Exercise details ▸
Copy all lines holding the word "text" from the entries.

Data to process ▸
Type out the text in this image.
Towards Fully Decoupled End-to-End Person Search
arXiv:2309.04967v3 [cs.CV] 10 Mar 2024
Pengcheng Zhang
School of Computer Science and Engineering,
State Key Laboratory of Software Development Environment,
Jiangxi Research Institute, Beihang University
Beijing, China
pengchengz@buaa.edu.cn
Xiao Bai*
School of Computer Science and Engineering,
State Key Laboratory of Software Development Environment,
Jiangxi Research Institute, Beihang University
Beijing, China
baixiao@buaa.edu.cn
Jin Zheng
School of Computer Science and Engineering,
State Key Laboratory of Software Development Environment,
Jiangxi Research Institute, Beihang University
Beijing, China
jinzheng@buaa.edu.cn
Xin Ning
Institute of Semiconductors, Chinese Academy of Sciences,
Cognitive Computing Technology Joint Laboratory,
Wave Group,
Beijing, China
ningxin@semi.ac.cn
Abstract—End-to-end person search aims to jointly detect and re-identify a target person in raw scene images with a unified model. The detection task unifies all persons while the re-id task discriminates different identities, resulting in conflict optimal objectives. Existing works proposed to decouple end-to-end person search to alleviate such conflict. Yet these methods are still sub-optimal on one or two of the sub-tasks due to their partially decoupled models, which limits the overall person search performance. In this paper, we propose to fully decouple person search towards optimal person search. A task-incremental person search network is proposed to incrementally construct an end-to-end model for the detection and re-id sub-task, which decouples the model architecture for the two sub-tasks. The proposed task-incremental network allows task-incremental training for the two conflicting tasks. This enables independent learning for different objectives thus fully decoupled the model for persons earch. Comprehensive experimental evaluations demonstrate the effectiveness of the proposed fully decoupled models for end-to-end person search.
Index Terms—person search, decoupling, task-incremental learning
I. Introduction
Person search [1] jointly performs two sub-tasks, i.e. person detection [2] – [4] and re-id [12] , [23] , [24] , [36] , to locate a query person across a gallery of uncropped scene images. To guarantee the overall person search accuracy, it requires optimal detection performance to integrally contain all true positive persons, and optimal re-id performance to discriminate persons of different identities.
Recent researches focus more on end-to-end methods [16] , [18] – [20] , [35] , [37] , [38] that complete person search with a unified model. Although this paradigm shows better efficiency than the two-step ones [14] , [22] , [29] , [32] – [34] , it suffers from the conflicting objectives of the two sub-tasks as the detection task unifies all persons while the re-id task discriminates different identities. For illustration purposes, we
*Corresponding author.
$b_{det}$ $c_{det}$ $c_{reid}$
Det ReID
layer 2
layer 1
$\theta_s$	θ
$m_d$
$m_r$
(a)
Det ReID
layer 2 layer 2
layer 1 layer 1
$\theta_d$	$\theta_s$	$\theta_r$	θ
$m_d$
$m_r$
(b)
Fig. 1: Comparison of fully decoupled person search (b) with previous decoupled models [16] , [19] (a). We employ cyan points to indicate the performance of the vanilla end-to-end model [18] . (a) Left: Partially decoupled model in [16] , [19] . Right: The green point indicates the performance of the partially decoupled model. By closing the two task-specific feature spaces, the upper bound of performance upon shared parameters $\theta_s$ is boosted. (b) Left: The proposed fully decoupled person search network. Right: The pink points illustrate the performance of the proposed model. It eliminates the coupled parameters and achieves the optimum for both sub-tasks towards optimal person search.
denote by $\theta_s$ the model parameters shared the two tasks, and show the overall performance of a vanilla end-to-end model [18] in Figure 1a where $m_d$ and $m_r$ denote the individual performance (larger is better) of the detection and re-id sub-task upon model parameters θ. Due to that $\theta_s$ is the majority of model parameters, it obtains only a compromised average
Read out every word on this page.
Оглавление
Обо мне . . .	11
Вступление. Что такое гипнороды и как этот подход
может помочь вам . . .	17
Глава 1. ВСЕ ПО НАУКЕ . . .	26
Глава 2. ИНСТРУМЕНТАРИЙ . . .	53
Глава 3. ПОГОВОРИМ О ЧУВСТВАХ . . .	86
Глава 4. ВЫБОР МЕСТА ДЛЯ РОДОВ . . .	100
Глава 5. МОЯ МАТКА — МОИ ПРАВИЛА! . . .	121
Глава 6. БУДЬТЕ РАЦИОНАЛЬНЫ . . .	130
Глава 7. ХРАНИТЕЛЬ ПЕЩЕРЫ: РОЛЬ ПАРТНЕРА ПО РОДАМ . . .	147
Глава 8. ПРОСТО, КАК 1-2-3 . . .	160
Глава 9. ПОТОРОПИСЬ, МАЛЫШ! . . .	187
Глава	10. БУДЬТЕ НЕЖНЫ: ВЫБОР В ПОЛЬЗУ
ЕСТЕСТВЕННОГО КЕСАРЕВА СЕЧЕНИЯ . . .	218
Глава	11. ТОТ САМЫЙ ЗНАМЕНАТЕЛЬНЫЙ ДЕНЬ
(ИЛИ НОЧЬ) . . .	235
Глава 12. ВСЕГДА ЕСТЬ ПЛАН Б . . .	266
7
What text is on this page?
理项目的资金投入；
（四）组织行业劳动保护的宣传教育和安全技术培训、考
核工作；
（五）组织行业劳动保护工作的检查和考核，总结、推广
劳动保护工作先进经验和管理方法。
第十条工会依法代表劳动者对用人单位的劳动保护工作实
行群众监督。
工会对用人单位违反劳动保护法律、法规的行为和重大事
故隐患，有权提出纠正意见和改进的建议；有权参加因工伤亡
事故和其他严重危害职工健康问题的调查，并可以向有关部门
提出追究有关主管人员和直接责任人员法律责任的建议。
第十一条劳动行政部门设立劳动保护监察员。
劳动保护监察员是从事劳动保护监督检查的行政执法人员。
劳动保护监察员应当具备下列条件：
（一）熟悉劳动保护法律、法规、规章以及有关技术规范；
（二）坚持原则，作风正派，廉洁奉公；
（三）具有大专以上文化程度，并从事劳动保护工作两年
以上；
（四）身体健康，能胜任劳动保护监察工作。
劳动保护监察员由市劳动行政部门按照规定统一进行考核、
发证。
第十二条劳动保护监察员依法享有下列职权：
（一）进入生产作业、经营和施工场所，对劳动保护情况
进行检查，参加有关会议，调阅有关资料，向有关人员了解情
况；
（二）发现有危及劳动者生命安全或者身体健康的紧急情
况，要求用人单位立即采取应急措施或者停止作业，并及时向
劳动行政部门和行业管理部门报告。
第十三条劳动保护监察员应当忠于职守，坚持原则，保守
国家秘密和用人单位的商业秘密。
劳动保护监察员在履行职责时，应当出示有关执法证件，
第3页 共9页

Answer in full ▸
Type out the text in this image.
What text is on this page?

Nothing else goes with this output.